Copy out each line of the material below with no changes.
start Material for this exercise
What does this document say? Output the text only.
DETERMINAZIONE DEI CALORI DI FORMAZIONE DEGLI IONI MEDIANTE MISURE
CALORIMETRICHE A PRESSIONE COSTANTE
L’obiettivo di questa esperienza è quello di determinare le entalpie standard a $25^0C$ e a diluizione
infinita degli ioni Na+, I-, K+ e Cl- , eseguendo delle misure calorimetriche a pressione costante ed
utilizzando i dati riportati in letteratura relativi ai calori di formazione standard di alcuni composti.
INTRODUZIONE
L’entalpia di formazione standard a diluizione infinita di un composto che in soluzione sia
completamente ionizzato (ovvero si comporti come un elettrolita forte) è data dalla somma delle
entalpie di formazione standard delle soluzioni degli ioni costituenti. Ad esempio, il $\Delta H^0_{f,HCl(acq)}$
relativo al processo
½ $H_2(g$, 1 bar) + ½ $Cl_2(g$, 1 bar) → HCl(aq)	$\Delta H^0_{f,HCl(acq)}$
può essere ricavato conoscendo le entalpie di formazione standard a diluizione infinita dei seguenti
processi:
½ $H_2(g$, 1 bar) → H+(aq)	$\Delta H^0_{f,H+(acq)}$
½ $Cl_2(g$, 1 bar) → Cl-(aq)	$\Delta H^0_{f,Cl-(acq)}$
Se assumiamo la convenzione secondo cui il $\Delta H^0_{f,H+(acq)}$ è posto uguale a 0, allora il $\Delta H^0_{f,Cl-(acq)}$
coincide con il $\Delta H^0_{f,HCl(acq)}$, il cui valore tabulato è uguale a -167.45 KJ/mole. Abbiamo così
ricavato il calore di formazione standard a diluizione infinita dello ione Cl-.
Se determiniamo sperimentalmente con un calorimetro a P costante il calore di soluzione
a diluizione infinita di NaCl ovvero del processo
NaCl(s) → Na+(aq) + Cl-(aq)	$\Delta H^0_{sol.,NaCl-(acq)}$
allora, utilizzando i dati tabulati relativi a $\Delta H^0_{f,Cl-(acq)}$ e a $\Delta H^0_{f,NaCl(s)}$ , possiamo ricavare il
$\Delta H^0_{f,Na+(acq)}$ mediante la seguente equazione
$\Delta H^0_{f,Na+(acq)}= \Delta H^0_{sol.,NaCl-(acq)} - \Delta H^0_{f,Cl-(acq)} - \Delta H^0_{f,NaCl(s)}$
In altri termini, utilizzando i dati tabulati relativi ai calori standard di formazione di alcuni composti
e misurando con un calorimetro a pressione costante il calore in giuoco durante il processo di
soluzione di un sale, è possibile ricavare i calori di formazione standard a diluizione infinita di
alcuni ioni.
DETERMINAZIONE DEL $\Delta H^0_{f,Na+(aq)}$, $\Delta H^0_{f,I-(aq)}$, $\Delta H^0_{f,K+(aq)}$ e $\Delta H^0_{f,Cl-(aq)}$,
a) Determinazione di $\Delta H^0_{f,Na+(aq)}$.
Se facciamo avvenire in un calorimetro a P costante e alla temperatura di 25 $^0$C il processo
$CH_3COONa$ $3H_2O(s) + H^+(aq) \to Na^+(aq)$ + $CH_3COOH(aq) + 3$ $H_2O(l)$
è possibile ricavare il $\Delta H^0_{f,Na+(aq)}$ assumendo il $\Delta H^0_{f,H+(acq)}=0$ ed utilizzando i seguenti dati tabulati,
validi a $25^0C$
end Material for this exercise
**In response**
What does this document say? Output the text only.
DETERMINAZIONE DEI CALORI DI FORMAZIONE DEGLI IONI MEDIANTE MISURE
CALORIMETRICHE A PRESSIONE COSTANTE
L’obiettivo di questa esperienza è quello di determinare le entalpie standard a $25^0C$ e a diluizione
infinita degli ioni Na+, I-, K+ e Cl- , eseguendo delle misure calorimetriche a pressione costante ed
utilizzando i dati riportati in letteratura relativi ai calori di formazione standard di alcuni composti.
INTRODUZIONE
L’entalpia di formazione standard a diluizione infinita di un composto che in soluzione sia
completamente ionizzato (ovvero si comporti come un elettrolita forte) è data dalla somma delle
entalpie di formazione standard delle soluzioni degli ioni costituenti. Ad esempio, il $\Delta H^0_{f,HCl(acq)}$
relativo al processo
½ $H_2(g$, 1 bar) + ½ $Cl_2(g$, 1 bar) → HCl(aq)	$\Delta H^0_{f,HCl(acq)}$
può essere ricavato conoscendo le entalpie di formazione standard a diluizione infinita dei seguenti
processi:
½ $H_2(g$, 1 bar) → H+(aq)	$\Delta H^0_{f,H+(acq)}$
½ $Cl_2(g$, 1 bar) → Cl-(aq)	$\Delta H^0_{f,Cl-(acq)}$
Se assumiamo la convenzione secondo cui il $\Delta H^0_{f,H+(acq)}$ è posto uguale a 0, allora il $\Delta H^0_{f,Cl-(acq)}$
coincide con il $\Delta H^0_{f,HCl(acq)}$, il cui valore tabulato è uguale a -167.45 KJ/mole. Abbiamo così
ricavato il calore di formazione standard a diluizione infinita dello ione Cl-.
Se determiniamo sperimentalmente con un calorimetro a P costante il calore di soluzione
a diluizione infinita di NaCl ovvero del processo
NaCl(s) → Na+(aq) + Cl-(aq)	$\Delta H^0_{sol.,NaCl-(acq)}$
allora, utilizzando i dati tabulati relativi a $\Delta H^0_{f,Cl-(acq)}$ e a $\Delta H^0_{f,NaCl(s)}$ , possiamo ricavare il
$\Delta H^0_{f,Na+(acq)}$ mediante la seguente equazione
$\Delta H^0_{f,Na+(acq)}= \Delta H^0_{sol.,NaCl-(acq)} - \Delta H^0_{f,Cl-(acq)} - \Delta H^0_{f,NaCl(s)}$
In altri termini, utilizzando i dati tabulati relativi ai calori standard di formazione di alcuni composti
e misurando con un calorimetro a pressione costante il calore in giuoco durante il processo di
soluzione di un sale, è possibile ricavare i calori di formazione standard a diluizione infinita di
alcuni ioni.
DETERMINAZIONE DEL $\Delta H^0_{f,Na+(aq)}$, $\Delta H^0_{f,I-(aq)}$, $\Delta H^0_{f,K+(aq)}$ e $\Delta H^0_{f,Cl-(aq)}$,
a) Determinazione di $\Delta H^0_{f,Na+(aq)}$.
Se facciamo avvenire in un calorimetro a P costante e alla temperatura di 25 $^0$C il processo
$CH_3COONa$ $3H_2O(s) + H^+(aq) \to Na^+(aq)$ + $CH_3COOH(aq) + 3$ $H_2O(l)$
è possibile ricavare il $\Delta H^0_{f,Na+(aq)}$ assumendo il $\Delta H^0_{f,H+(acq)}=0$ ed utilizzando i seguenti dati tabulati,
validi a $25^0C$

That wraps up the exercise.